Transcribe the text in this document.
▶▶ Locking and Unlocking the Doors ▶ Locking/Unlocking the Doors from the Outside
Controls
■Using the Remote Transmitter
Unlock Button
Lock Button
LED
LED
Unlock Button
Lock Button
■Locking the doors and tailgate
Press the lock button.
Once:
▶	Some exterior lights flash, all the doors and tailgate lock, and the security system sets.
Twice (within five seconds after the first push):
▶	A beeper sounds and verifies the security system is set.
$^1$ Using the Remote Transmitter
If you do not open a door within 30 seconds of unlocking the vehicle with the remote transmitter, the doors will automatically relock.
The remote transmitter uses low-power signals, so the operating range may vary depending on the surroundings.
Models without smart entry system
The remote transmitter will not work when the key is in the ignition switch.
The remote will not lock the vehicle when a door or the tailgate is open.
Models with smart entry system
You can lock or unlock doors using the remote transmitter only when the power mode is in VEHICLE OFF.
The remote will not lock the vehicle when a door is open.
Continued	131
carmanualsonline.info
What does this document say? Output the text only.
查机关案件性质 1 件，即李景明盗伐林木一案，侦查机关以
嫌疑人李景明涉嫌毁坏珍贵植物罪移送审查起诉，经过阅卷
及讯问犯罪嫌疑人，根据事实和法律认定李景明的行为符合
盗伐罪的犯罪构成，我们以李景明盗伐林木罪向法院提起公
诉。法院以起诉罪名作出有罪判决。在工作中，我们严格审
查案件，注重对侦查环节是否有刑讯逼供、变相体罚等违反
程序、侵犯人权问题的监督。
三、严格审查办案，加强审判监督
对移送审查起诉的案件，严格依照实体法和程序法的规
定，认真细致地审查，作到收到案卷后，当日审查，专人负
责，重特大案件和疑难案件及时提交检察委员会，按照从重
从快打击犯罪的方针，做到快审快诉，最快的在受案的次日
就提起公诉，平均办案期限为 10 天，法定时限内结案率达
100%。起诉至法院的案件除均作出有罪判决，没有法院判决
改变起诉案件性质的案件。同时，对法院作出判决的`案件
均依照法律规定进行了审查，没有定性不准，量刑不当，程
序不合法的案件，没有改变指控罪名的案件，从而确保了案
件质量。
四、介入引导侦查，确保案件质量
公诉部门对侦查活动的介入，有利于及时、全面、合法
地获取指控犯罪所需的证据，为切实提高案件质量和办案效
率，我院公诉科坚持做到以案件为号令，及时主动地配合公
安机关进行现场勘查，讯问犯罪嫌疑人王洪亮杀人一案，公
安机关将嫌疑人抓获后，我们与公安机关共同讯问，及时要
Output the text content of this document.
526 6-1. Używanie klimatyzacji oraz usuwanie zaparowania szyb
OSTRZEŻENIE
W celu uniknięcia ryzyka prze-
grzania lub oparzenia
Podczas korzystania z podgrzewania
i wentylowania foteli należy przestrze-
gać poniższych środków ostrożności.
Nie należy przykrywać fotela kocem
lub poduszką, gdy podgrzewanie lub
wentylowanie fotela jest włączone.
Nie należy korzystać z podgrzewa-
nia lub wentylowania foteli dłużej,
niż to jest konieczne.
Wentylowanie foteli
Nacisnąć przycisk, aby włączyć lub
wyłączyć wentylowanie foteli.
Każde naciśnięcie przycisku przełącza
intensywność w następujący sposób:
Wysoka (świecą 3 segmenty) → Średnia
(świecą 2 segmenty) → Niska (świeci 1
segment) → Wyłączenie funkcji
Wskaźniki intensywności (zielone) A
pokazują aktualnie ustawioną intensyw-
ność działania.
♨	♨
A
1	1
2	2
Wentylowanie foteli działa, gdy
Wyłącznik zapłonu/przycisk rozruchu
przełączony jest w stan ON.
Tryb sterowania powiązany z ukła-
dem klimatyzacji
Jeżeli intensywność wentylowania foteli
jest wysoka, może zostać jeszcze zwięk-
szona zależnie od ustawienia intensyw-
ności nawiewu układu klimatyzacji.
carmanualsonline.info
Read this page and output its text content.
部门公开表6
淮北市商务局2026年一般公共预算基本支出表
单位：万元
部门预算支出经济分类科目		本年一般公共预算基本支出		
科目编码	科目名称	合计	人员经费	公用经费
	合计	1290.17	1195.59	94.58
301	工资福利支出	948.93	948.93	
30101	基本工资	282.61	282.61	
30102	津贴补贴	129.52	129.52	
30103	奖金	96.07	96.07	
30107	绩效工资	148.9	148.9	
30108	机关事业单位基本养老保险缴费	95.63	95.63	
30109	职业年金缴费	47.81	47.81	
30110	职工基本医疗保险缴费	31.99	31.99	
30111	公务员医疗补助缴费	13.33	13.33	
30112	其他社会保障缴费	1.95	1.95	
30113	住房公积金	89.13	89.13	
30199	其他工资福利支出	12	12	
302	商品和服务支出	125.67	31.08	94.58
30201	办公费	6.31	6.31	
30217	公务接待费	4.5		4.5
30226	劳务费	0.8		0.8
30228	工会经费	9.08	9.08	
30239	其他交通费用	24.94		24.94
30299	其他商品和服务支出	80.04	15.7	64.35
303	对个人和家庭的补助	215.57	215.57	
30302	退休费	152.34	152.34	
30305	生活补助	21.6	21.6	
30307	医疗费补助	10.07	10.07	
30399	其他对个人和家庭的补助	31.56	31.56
----
_TASK DIRECTIONS_:
Copy out every line of the listing that includes the string "foteli".

_RESPONSE_:
i wentylowania foteli należy przestrze-
nia lub wentylowania foteli dłużej,
Wentylowanie foteli
wyłączyć wentylowanie foteli.
Wentylowanie foteli działa, gdy
Jeżeli intensywność wentylowania foteli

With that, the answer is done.